**WORK INSTRUCTIONS**: Without the pictures, give the entries below again exactly as written.

☆ ☆ ☆

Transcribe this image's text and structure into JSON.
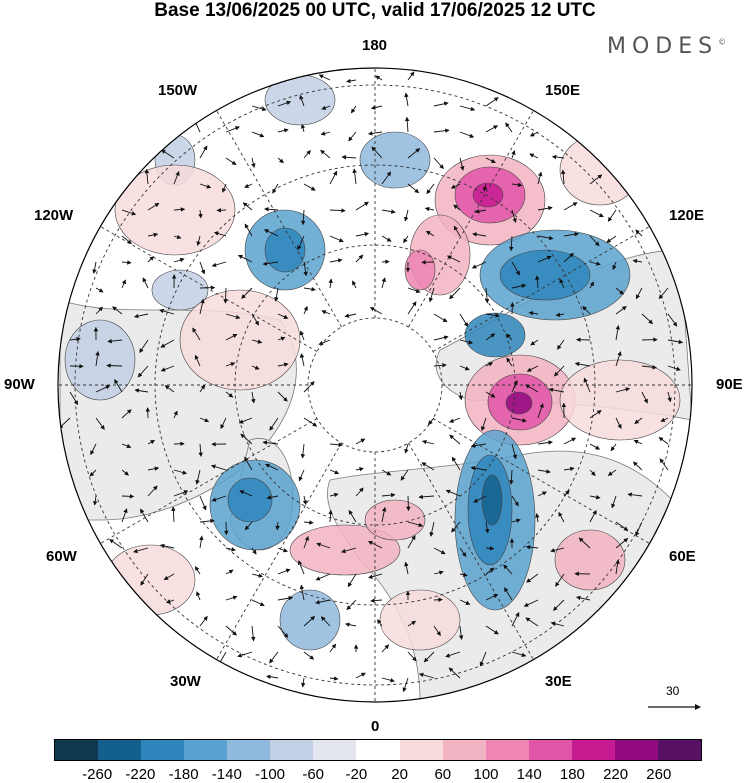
{
  "title": "Base 13/06/2025 00 UTC, valid 17/06/2025 12 UTC",
  "brand": {
    "text": "MODES",
    "mark": "©"
  },
  "longitude_labels": {
    "n180": "180",
    "e150": "150E",
    "e120": "120E",
    "e90": "90E",
    "e60": "60E",
    "e30": "30E",
    "zero": "0",
    "w30": "30W",
    "w60": "60W",
    "w90": "90W",
    "w120": "120W",
    "w150": "150W"
  },
  "colorbar": {
    "colors": [
      "#10384f",
      "#14608d",
      "#2f86bc",
      "#5aa2cf",
      "#8fb9dd",
      "#c2cfe4",
      "#e4e6ef",
      "#ffffff",
      "#f8dbdc",
      "#f2b3c2",
      "#ee85b3",
      "#e055a8",
      "#c71b92",
      "#920a80",
      "#571064"
    ],
    "labels": [
      "-260",
      "-220",
      "-180",
      "-140",
      "-100",
      "-60",
      "-20",
      "20",
      "60",
      "100",
      "140",
      "180",
      "220",
      "260"
    ]
  },
  "vector_reference": "30"
}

☆ ☆ ☆

**CORRECT RESPONSE**:
Transcribe this image's text and structure into JSON.
{
  "title": "Base 13/06/2025 00 UTC, valid 17/06/2025 12 UTC",
  "brand": {
    "text": "MODES",
    "mark": "©"
  },
  "longitude_labels": {
    "n180": "180",
    "e150": "150E",
    "e120": "120E",
    "e90": "90E",
    "e60": "60E",
    "e30": "30E",
    "zero": "0",
    "w30": "30W",
    "w60": "60W",
    "w90": "90W",
    "w120": "120W",
    "w150": "150W"
  },
  "colorbar": {
    "colors": [
      "#10384f",
      "#14608d",
      "#2f86bc",
      "#5aa2cf",
      "#8fb9dd",
      "#c2cfe4",
      "#e4e6ef",
      "#ffffff",
      "#f8dbdc",
      "#f2b3c2",
      "#ee85b3",
      "#e055a8",
      "#c71b92",
      "#920a80",
      "#571064"
    ],
    "labels": [
      "-260",
      "-220",
      "-180",
      "-140",
      "-100",
      "-60",
      "-20",
      "20",
      "60",
      "100",
      "140",
      "180",
      "220",
      "260"
    ]
  },
  "vector_reference": "30"
}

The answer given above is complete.